[Task details]
Repeat, exactly and completely, the entries shown underneath.

┌──

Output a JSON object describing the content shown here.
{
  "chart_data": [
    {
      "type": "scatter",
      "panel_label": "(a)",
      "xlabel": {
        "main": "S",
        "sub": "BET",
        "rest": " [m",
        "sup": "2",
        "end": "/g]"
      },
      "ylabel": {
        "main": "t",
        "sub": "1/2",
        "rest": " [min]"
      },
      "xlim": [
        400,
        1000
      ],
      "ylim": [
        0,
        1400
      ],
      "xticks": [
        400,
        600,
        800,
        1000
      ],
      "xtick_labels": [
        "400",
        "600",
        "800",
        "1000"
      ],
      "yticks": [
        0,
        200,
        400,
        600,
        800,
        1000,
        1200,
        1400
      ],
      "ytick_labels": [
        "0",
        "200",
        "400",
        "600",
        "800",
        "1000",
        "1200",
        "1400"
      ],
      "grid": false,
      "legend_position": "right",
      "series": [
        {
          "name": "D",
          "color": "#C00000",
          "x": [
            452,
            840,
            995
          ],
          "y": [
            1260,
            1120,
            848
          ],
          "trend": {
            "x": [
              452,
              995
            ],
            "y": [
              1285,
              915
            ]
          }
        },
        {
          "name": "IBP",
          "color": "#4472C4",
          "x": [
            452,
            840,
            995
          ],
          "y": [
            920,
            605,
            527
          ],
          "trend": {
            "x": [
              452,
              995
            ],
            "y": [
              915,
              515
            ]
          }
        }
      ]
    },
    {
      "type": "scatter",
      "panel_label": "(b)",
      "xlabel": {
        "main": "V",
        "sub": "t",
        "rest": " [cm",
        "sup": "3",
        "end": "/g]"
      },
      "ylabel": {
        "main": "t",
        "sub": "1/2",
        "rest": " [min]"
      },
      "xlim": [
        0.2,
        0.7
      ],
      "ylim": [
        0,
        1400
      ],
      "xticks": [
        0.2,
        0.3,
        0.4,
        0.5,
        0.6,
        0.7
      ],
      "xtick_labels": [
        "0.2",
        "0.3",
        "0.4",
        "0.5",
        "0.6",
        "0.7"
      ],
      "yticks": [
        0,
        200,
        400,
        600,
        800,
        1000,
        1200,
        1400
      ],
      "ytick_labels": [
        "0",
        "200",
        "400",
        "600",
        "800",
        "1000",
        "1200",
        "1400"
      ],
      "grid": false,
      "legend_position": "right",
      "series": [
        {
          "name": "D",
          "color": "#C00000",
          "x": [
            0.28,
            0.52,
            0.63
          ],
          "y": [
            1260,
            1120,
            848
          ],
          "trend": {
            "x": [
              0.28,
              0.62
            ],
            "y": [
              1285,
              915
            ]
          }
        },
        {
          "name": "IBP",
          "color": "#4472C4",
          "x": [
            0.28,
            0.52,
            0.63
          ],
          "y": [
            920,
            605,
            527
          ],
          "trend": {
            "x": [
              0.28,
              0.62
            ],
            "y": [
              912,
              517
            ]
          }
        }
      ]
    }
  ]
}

└──

[Solution]
Output a JSON object describing the content shown here.
{
  "chart_data": [
    {
      "type": "scatter",
      "panel_label": "(a)",
      "xlabel": {
        "main": "S",
        "sub": "BET",
        "rest": " [m",
        "sup": "2",
        "end": "/g]"
      },
      "ylabel": {
        "main": "t",
        "sub": "1/2",
        "rest": " [min]"
      },
      "xlim": [
        400,
        1000
      ],
      "ylim": [
        0,
        1400
      ],
      "xticks": [
        400,
        600,
        800,
        1000
      ],
      "xtick_labels": [
        "400",
        "600",
        "800",
        "1000"
      ],
      "yticks": [
        0,
        200,
        400,
        600,
        800,
        1000,
        1200,
        1400
      ],
      "ytick_labels": [
        "0",
        "200",
        "400",
        "600",
        "800",
        "1000",
        "1200",
        "1400"
      ],
      "grid": false,
      "legend_position": "right",
      "series": [
        {
          "name": "D",
          "color": "#C00000",
          "x": [
            452,
            840,
            995
          ],
          "y": [
            1260,
            1120,
            848
          ],
          "trend": {
            "x": [
              452,
              995
            ],
            "y": [
              1285,
              915
            ]
          }
        },
        {
          "name": "IBP",
          "color": "#4472C4",
          "x": [
            452,
            840,
            995
          ],
          "y": [
            920,
            605,
            527
          ],
          "trend": {
            "x": [
              452,
              995
            ],
            "y": [
              915,
              515
            ]
          }
        }
      ]
    },
    {
      "type": "scatter",
      "panel_label": "(b)",
      "xlabel": {
        "main": "V",
        "sub": "t",
        "rest": " [cm",
        "sup": "3",
        "end": "/g]"
      },
      "ylabel": {
        "main": "t",
        "sub": "1/2",
        "rest": " [min]"
      },
      "xlim": [
        0.2,
        0.7
      ],
      "ylim": [
        0,
        1400
      ],
      "xticks": [
        0.2,
        0.3,
        0.4,
        0.5,
        0.6,
        0.7
      ],
      "xtick_labels": [
        "0.2",
        "0.3",
        "0.4",
        "0.5",
        "0.6",
        "0.7"
      ],
      "yticks": [
        0,
        200,
        400,
        600,
        800,
        1000,
        1200,
        1400
      ],
      "ytick_labels": [
        "0",
        "200",
        "400",
        "600",
        "800",
        "1000",
        "1200",
        "1400"
      ],
      "grid": false,
      "legend_position": "right",
      "series": [
        {
          "name": "D",
          "color": "#C00000",
          "x": [
            0.28,
            0.52,
            0.63
          ],
          "y": [
            1260,
            1120,
            848
          ],
          "trend": {
            "x": [
              0.28,
              0.62
            ],
            "y": [
              1285,
              915
            ]
          }
        },
        {
          "name": "IBP",
          "color": "#4472C4",
          "x": [
            0.28,
            0.52,
            0.63
          ],
          "y": [
            920,
            605,
            527
          ],
          "trend": {
            "x": [
              0.28,
              0.62
            ],
            "y": [
              912,
              517
            ]
          }
        }
      ]
    }
  ]
}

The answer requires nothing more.